- JOB
Copy out all the entries exactly.

- SOURCE RECORDS
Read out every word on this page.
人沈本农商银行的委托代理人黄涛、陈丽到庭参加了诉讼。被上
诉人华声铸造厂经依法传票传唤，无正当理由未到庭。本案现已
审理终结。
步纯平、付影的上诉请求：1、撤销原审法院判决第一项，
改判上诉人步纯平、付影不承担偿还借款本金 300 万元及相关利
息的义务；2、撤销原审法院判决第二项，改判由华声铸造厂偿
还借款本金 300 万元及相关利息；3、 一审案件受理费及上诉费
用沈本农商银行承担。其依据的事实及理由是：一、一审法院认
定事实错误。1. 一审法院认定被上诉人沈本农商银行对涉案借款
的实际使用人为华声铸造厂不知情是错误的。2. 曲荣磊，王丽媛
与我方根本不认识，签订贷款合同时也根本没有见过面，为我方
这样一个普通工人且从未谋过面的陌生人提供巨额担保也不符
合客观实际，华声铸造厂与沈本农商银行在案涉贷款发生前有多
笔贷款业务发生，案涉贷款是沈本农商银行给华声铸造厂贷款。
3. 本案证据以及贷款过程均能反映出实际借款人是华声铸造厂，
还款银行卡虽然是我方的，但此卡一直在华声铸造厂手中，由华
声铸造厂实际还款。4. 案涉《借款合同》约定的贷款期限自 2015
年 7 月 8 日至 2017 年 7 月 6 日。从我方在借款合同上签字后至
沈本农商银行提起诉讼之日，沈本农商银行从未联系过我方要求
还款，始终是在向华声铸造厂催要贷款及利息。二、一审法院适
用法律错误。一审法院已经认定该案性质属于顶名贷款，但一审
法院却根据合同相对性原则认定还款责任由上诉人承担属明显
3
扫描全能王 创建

- PROBLEM SOLUTION
Read out every word on this page.
人沈本农商银行的委托代理人黄涛、陈丽到庭参加了诉讼。被上
诉人华声铸造厂经依法传票传唤，无正当理由未到庭。本案现已
审理终结。
步纯平、付影的上诉请求：1、撤销原审法院判决第一项，
改判上诉人步纯平、付影不承担偿还借款本金 300 万元及相关利
息的义务；2、撤销原审法院判决第二项，改判由华声铸造厂偿
还借款本金 300 万元及相关利息；3、 一审案件受理费及上诉费
用沈本农商银行承担。其依据的事实及理由是：一、一审法院认
定事实错误。1. 一审法院认定被上诉人沈本农商银行对涉案借款
的实际使用人为华声铸造厂不知情是错误的。2. 曲荣磊，王丽媛
与我方根本不认识，签订贷款合同时也根本没有见过面，为我方
这样一个普通工人且从未谋过面的陌生人提供巨额担保也不符
合客观实际，华声铸造厂与沈本农商银行在案涉贷款发生前有多
笔贷款业务发生，案涉贷款是沈本农商银行给华声铸造厂贷款。
3. 本案证据以及贷款过程均能反映出实际借款人是华声铸造厂，
还款银行卡虽然是我方的，但此卡一直在华声铸造厂手中，由华
声铸造厂实际还款。4. 案涉《借款合同》约定的贷款期限自 2015
年 7 月 8 日至 2017 年 7 月 6 日。从我方在借款合同上签字后至
沈本农商银行提起诉讼之日，沈本农商银行从未联系过我方要求
还款，始终是在向华声铸造厂催要贷款及利息。二、一审法院适
用法律错误。一审法院已经认定该案性质属于顶名贷款，但一审
法院却根据合同相对性原则认定还款责任由上诉人承担属明显
3
扫描全能王 创建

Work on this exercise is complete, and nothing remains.